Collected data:

***

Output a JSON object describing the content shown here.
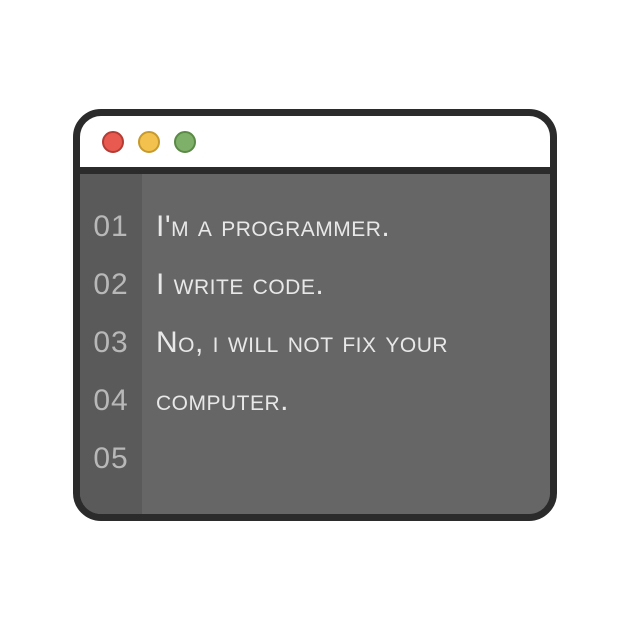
{
  "window": {
    "dots": [
      "red",
      "yellow",
      "green"
    ]
  },
  "editor": {
    "line_numbers": [
      "01",
      "02",
      "03",
      "04",
      "05"
    ],
    "lines": [
      "I'm a programmer.",
      "I write code.",
      "No, i will not fix your",
      "computer.",
      ""
    ]
  }
}
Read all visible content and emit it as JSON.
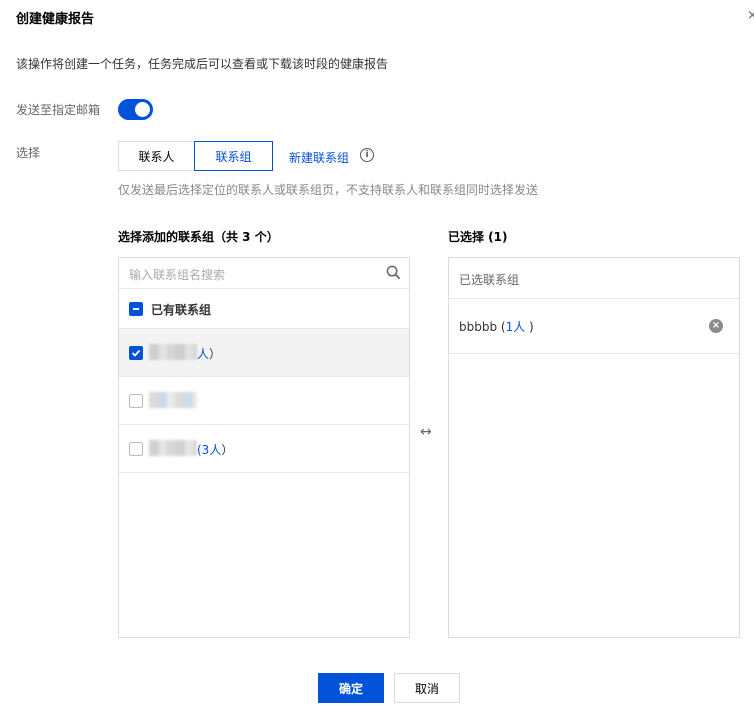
{
  "dialog": {
    "title": "创建健康报告",
    "close_glyph": "×",
    "description": "该操作将创建一个任务，任务完成后可以查看或下载该时段的健康报告"
  },
  "email": {
    "label": "发送至指定邮箱",
    "enabled": true
  },
  "select": {
    "label": "选择",
    "segments": [
      "联系人",
      "联系组"
    ],
    "active_segment": "联系组",
    "new_group_link": "新建联系组",
    "hint": "仅发送最后选择定位的联系人或联系组页，不支持联系人和联系组同时选择发送"
  },
  "left_panel": {
    "title": "选择添加的联系组（共 3 个）",
    "search_placeholder": "输入联系组名搜索",
    "group_header": "已有联系组",
    "rows": [
      {
        "name_redacted": true,
        "count": "人",
        "suffix": "）",
        "checked": true
      },
      {
        "name_redacted": true,
        "count": "",
        "suffix": "",
        "checked": false
      },
      {
        "name_redacted": true,
        "count": "(3人",
        "suffix": "）",
        "checked": false
      }
    ]
  },
  "swap_glyph": "↔",
  "right_panel": {
    "title": "已选择 (1)",
    "header": "已选联系组",
    "items": [
      {
        "name": "bbbbb (",
        "count": "1人",
        "suffix": " )"
      }
    ]
  },
  "buttons": {
    "confirm": "确定",
    "cancel": "取消"
  },
  "colors": {
    "accent": "#0052d9",
    "border": "#dcdcdc"
  },
  "icons": [
    "search-icon",
    "info-icon",
    "remove-icon",
    "swap-icon",
    "close-icon",
    "checkbox-checked",
    "checkbox-indeterminate"
  ]
}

***

Challenge: Pictures are excluded; copy all other data exactly as shown.

Finished exercise:
Output a JSON object describing the content shown here.
{
  "window": {
    "dots": [
      "red",
      "yellow",
      "green"
    ]
  },
  "editor": {
    "line_numbers": [
      "01",
      "02",
      "03",
      "04",
      "05"
    ],
    "lines": [
      "I'm a programmer.",
      "I write code.",
      "No, i will not fix your",
      "computer.",
      ""
    ]
  }
}
Read all visible content and emit it as JSON.
{
  "dialog": {
    "title": "创建健康报告",
    "close_glyph": "×",
    "description": "该操作将创建一个任务，任务完成后可以查看或下载该时段的健康报告"
  },
  "email": {
    "label": "发送至指定邮箱",
    "enabled": true
  },
  "select": {
    "label": "选择",
    "segments": [
      "联系人",
      "联系组"
    ],
    "active_segment": "联系组",
    "new_group_link": "新建联系组",
    "hint": "仅发送最后选择定位的联系人或联系组页，不支持联系人和联系组同时选择发送"
  },
  "left_panel": {
    "title": "选择添加的联系组（共 3 个）",
    "search_placeholder": "输入联系组名搜索",
    "group_header": "已有联系组",
    "rows": [
      {
        "name_redacted": true,
        "count": "人",
        "suffix": "）",
        "checked": true
      },
      {
        "name_redacted": true,
        "count": "",
        "suffix": "",
        "checked": false
      },
      {
        "name_redacted": true,
        "count": "(3人",
        "suffix": "）",
        "checked": false
      }
    ]
  },
  "swap_glyph": "↔",
  "right_panel": {
    "title": "已选择 (1)",
    "header": "已选联系组",
    "items": [
      {
        "name": "bbbbb (",
        "count": "1人",
        "suffix": " )"
      }
    ]
  },
  "buttons": {
    "confirm": "确定",
    "cancel": "取消"
  },
  "colors": {
    "accent": "#0052d9",
    "border": "#dcdcdc"
  },
  "icons": [
    "search-icon",
    "info-icon",
    "remove-icon",
    "swap-icon",
    "close-icon",
    "checkbox-checked",
    "checkbox-indeterminate"
  ]
}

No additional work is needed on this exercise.